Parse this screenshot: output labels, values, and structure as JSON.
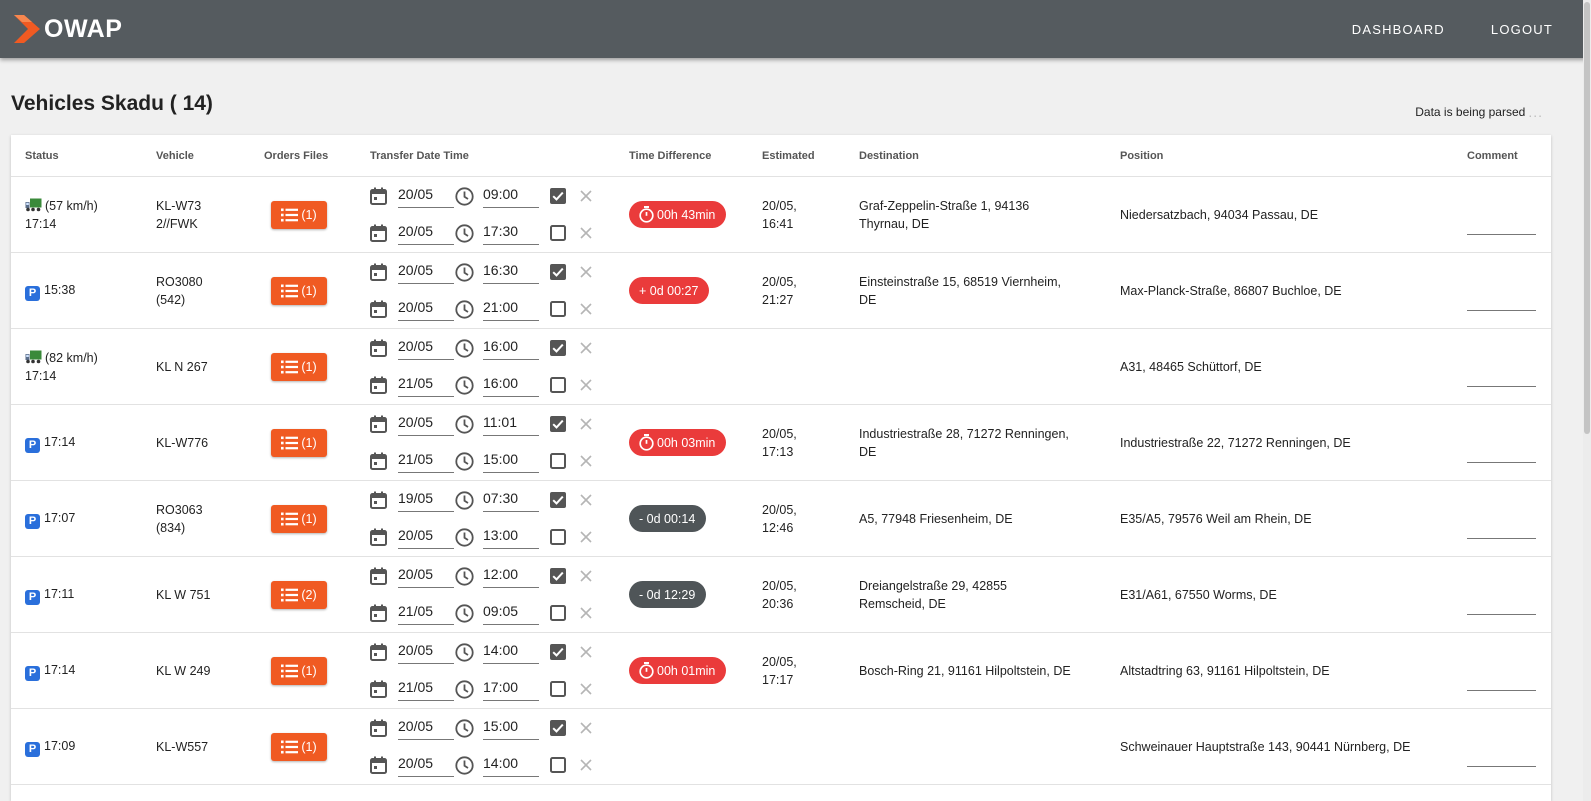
{
  "header": {
    "app_name": "OWAP",
    "nav": [
      {
        "label": "DASHBOARD"
      },
      {
        "label": "LOGOUT"
      }
    ]
  },
  "page": {
    "title": "Vehicles Skadu ( 14)",
    "parse_status": "Data is being parsed",
    "parse_dots": "..."
  },
  "table": {
    "columns": [
      "Status",
      "Vehicle",
      "Orders Files",
      "Transfer Date Time",
      "Time Difference",
      "Estimated",
      "Destination",
      "Position",
      "Comment"
    ],
    "rows": [
      {
        "status_type": "moving",
        "speed": "(57 km/h)",
        "time": "17:14",
        "vehicle": "KL-W732//FWK",
        "orders": "(1)",
        "transfer": [
          {
            "date": "20/05",
            "time": "09:00",
            "checked": true
          },
          {
            "date": "20/05",
            "time": "17:30",
            "checked": false
          }
        ],
        "diff": {
          "text": "00h 43min",
          "type": "timer"
        },
        "estimated": [
          "20/05,",
          "16:41"
        ],
        "destination": "Graf-Zeppelin-Straße 1, 94136 Thyrnau, DE",
        "position": "Niedersatzbach, 94034 Passau, DE",
        "comment": ""
      },
      {
        "status_type": "parked",
        "speed": "",
        "time": "15:38",
        "vehicle": "RO3080 (542)",
        "orders": "(1)",
        "transfer": [
          {
            "date": "20/05",
            "time": "16:30",
            "checked": true
          },
          {
            "date": "20/05",
            "time": "21:00",
            "checked": false
          }
        ],
        "diff": {
          "text": "+ 0d 00:27",
          "type": "late"
        },
        "estimated": [
          "20/05,",
          "21:27"
        ],
        "destination": "Einsteinstraße 15, 68519 Viernheim, DE",
        "position": "Max-Planck-Straße, 86807 Buchloe, DE",
        "comment": ""
      },
      {
        "status_type": "moving",
        "speed": "(82 km/h)",
        "time": "17:14",
        "vehicle": "KL N 267",
        "orders": "(1)",
        "transfer": [
          {
            "date": "20/05",
            "time": "16:00",
            "checked": true
          },
          {
            "date": "21/05",
            "time": "16:00",
            "checked": false
          }
        ],
        "diff": null,
        "estimated": [
          "",
          ""
        ],
        "destination": "",
        "position": "A31, 48465 Schüttorf, DE",
        "comment": ""
      },
      {
        "status_type": "parked",
        "speed": "",
        "time": "17:14",
        "vehicle": "KL-W776",
        "orders": "(1)",
        "transfer": [
          {
            "date": "20/05",
            "time": "11:01",
            "checked": true
          },
          {
            "date": "21/05",
            "time": "15:00",
            "checked": false
          }
        ],
        "diff": {
          "text": "00h 03min",
          "type": "timer"
        },
        "estimated": [
          "20/05,",
          "17:13"
        ],
        "destination": "Industriestraße 28, 71272 Renningen, DE",
        "position": "Industriestraße 22, 71272 Renningen, DE",
        "comment": ""
      },
      {
        "status_type": "parked",
        "speed": "",
        "time": "17:07",
        "vehicle": "RO3063 (834)",
        "orders": "(1)",
        "transfer": [
          {
            "date": "19/05",
            "time": "07:30",
            "checked": true
          },
          {
            "date": "20/05",
            "time": "13:00",
            "checked": false
          }
        ],
        "diff": {
          "text": "- 0d 00:14",
          "type": "early"
        },
        "estimated": [
          "20/05,",
          "12:46"
        ],
        "destination": "A5, 77948 Friesenheim, DE",
        "position": "E35/A5, 79576 Weil am Rhein, DE",
        "comment": ""
      },
      {
        "status_type": "parked",
        "speed": "",
        "time": "17:11",
        "vehicle": "KL W 751",
        "orders": "(2)",
        "transfer": [
          {
            "date": "20/05",
            "time": "12:00",
            "checked": true
          },
          {
            "date": "21/05",
            "time": "09:05",
            "checked": false
          }
        ],
        "diff": {
          "text": "- 0d 12:29",
          "type": "early"
        },
        "estimated": [
          "20/05,",
          "20:36"
        ],
        "destination": "Dreiangelstraße 29, 42855 Remscheid, DE",
        "position": "E31/A61, 67550 Worms, DE",
        "comment": ""
      },
      {
        "status_type": "parked",
        "speed": "",
        "time": "17:14",
        "vehicle": "KL W 249",
        "orders": "(1)",
        "transfer": [
          {
            "date": "20/05",
            "time": "14:00",
            "checked": true
          },
          {
            "date": "21/05",
            "time": "17:00",
            "checked": false
          }
        ],
        "diff": {
          "text": "00h 01min",
          "type": "timer"
        },
        "estimated": [
          "20/05,",
          "17:17"
        ],
        "destination": "Bosch-Ring 21, 91161 Hilpoltstein, DE",
        "position": "Altstadtring 63, 91161 Hilpoltstein, DE",
        "comment": ""
      },
      {
        "status_type": "parked",
        "speed": "",
        "time": "17:09",
        "vehicle": "KL-W557",
        "orders": "(1)",
        "transfer": [
          {
            "date": "20/05",
            "time": "15:00",
            "checked": true
          },
          {
            "date": "20/05",
            "time": "14:00",
            "checked": false
          }
        ],
        "diff": null,
        "estimated": [
          "",
          ""
        ],
        "destination": "",
        "position": "Schweinauer Hauptstraße 143, 90441 Nürnberg, DE",
        "comment": ""
      }
    ]
  },
  "colors": {
    "topbar": "#555b5f",
    "accent_orange": "#f05a22",
    "pill_red": "#ea3b3b",
    "pill_dark": "#4f5558",
    "parking_blue": "#2a6fdb",
    "truck_green": "#3a8a3a"
  },
  "icons": {
    "logo": "chevron-logo-icon",
    "moving": "truck-icon",
    "parked": "parking-icon",
    "orders": "list-icon",
    "date": "calendar-icon",
    "time": "clock-icon",
    "timer": "stopwatch-icon",
    "remove": "close-icon"
  }
}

▶ _Problem details_
Find the word "Hilpoltstein" in the entries above and gather every line that holds it.

▶ _Written solution_
        "destination": "Bosch-Ring 21, 91161 Hilpoltstein, DE",
        "position": "Altstadtring 63, 91161 Hilpoltstein, DE",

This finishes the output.